+++ Stored data

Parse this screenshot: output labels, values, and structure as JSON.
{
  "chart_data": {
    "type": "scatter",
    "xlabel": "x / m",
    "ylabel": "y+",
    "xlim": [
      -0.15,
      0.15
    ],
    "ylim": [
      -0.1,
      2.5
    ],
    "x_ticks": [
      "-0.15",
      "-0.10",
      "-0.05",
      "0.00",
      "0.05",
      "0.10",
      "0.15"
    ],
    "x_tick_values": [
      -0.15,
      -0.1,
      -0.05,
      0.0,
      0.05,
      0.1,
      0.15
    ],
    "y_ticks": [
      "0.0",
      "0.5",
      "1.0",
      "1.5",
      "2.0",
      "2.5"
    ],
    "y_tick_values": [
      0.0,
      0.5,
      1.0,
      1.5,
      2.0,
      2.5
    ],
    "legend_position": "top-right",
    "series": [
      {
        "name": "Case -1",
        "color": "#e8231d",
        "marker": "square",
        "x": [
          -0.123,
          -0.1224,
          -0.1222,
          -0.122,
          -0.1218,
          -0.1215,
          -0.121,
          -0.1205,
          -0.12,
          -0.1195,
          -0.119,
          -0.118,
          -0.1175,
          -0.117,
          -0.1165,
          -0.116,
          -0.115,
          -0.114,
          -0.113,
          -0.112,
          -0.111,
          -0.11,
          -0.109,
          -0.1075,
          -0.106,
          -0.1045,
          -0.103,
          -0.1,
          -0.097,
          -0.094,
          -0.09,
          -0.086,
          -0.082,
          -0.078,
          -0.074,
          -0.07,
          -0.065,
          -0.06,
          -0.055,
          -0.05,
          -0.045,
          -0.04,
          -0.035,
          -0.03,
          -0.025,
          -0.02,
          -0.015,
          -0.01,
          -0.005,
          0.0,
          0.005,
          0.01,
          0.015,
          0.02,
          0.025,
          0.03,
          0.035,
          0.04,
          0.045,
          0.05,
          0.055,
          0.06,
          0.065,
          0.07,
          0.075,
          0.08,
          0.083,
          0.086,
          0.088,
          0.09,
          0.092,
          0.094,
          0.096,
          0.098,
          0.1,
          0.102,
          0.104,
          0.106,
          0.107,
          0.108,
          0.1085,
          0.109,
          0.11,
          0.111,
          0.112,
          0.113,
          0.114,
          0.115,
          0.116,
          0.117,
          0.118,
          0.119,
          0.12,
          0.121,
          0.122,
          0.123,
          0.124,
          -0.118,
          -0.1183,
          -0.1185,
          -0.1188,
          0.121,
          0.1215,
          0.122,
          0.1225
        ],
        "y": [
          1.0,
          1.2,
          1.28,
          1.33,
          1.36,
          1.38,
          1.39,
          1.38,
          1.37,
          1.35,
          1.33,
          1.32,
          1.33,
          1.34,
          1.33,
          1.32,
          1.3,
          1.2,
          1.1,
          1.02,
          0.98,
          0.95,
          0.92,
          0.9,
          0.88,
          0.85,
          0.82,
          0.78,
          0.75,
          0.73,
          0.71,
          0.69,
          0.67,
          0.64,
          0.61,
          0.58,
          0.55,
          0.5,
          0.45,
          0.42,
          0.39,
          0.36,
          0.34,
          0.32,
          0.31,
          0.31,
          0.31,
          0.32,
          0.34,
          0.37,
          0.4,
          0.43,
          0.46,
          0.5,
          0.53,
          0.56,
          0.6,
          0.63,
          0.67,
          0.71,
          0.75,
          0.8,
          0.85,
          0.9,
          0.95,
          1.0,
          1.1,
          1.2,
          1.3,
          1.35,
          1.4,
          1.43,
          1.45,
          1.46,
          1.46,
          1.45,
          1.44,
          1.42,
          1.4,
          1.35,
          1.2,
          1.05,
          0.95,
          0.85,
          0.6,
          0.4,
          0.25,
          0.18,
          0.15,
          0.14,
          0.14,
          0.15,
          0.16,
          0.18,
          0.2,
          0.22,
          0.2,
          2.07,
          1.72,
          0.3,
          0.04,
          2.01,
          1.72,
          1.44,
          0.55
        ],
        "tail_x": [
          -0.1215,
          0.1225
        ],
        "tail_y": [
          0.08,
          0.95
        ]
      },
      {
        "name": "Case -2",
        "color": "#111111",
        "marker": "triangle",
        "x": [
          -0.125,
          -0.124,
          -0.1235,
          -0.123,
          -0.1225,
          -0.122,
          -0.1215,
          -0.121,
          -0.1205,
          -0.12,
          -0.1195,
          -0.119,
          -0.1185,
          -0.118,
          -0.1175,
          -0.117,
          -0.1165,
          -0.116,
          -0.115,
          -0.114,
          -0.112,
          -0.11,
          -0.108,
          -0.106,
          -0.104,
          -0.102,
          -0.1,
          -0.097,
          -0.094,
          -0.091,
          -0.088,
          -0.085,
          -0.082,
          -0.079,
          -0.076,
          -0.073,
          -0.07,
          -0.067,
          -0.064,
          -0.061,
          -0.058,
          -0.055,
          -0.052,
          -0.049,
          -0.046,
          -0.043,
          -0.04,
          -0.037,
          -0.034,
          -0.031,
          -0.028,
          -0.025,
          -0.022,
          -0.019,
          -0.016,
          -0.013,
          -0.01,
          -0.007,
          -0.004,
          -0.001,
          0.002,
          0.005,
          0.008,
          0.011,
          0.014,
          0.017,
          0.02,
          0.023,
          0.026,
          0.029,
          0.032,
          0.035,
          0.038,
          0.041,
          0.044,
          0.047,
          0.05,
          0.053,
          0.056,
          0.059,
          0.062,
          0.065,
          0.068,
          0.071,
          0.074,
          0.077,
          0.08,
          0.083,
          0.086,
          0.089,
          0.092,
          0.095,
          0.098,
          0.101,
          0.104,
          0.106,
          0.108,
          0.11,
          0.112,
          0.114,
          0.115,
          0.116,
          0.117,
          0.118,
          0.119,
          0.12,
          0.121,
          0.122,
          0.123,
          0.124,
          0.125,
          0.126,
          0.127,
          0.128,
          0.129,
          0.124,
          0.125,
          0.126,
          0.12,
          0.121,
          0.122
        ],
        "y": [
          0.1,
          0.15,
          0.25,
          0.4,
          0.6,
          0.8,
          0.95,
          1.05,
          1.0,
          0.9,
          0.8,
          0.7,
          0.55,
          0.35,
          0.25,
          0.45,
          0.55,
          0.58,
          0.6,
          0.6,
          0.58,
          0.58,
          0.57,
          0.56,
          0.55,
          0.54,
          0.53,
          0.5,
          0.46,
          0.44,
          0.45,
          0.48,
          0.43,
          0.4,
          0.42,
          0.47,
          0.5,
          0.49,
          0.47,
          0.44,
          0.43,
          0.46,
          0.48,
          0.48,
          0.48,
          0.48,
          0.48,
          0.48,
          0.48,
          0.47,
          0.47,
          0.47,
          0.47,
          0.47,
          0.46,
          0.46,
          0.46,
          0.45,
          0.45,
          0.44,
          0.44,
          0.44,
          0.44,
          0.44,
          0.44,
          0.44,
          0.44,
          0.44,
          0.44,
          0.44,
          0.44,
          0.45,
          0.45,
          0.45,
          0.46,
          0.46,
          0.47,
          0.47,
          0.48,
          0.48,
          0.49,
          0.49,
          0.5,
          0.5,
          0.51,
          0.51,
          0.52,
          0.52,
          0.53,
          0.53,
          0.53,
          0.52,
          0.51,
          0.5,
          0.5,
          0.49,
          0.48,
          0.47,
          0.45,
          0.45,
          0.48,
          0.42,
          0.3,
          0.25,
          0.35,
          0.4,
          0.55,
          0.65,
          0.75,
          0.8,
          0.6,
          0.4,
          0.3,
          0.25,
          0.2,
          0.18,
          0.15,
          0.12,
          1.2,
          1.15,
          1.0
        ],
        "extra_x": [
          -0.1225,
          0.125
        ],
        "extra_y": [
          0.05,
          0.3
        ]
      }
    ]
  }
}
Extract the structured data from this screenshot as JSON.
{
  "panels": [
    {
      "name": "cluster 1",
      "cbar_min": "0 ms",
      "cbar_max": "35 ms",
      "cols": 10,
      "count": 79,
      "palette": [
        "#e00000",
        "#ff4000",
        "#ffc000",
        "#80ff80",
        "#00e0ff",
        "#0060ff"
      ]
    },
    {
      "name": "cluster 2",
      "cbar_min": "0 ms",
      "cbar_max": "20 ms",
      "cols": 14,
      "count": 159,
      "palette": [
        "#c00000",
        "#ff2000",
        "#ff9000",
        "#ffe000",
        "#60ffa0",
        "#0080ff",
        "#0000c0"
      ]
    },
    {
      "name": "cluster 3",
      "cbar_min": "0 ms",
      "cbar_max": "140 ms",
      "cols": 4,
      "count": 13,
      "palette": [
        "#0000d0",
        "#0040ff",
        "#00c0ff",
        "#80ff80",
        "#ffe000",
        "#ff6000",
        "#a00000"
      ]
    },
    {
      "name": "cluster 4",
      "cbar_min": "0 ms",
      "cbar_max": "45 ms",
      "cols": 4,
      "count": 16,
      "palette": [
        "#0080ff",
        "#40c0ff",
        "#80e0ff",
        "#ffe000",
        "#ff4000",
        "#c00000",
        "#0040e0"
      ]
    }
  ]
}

++++++

*Exercise prompt*: Pull every line containing the word "JSON" out of the entries above.

*Worked solution*:
Parse this screenshot: output labels, values, and structure as JSON.
Extract the structured data from this screenshot as JSON.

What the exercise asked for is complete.